--- Begin Source data ---

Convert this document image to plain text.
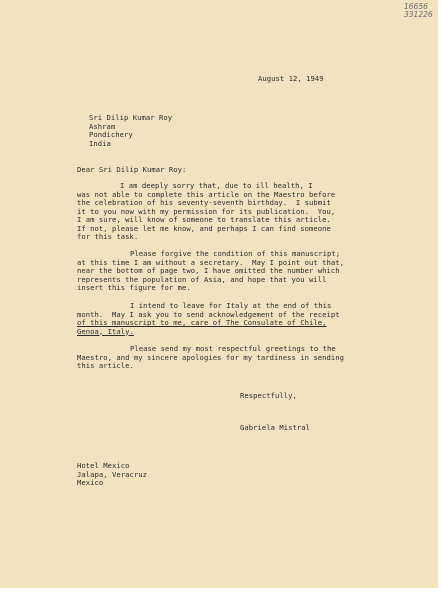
16656
331226

August 12, 1949

Sri Dilip Kumar Roy

Ashram

Pondichery

India

Dear Sri Dilip Kumar Roy:

I am deeply sorry that, due to ill health, I

was not able to complete this article on the Maestro before

the celebration of his seventy-seventh birthday.  I submit

it to you now with my permission for its publication.  You,

I am sure, will know of someone to translate this article.

If not, please let me know, and perhaps I can find someone

for this task.

Please forgive the condition of this manuscript;

at this time I am without a secretary.  May I point out that,

near the bottom of page two, I have omitted the number which

represents the population of Asia, and hope that you will

insert this figure for me.

I intend to leave for Italy at the end of this

month.  May I ask you to send acknowledgement of the receipt

of this manuscript to me, care of The Consulate of Chile,

Genoa, Italy.

Please send my most respectful greetings to the

Maestro, and my sincere apologies for my tardiness in sending

this article.

Respectfully,

Gabriela Mistral

Hotel Mexico

Jalapa, Veracruz

Mexico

--- End Source data ---

Problem to solve — In your copy, repeat each record exactly and include no pictures.

Output for this exercise —
Convert this document image to plain text.
16656
331226

August 12, 1949

Sri Dilip Kumar Roy

Ashram

Pondichery

India

Dear Sri Dilip Kumar Roy:

I am deeply sorry that, due to ill health, I

was not able to complete this article on the Maestro before

the celebration of his seventy-seventh birthday.  I submit

it to you now with my permission for its publication.  You,

I am sure, will know of someone to translate this article.

If not, please let me know, and perhaps I can find someone

for this task.

Please forgive the condition of this manuscript;

at this time I am without a secretary.  May I point out that,

near the bottom of page two, I have omitted the number which

represents the population of Asia, and hope that you will

insert this figure for me.

I intend to leave for Italy at the end of this

month.  May I ask you to send acknowledgement of the receipt

of this manuscript to me, care of The Consulate of Chile,

Genoa, Italy.

Please send my most respectful greetings to the

Maestro, and my sincere apologies for my tardiness in sending

this article.

Respectfully,

Gabriela Mistral

Hotel Mexico

Jalapa, Veracruz

Mexico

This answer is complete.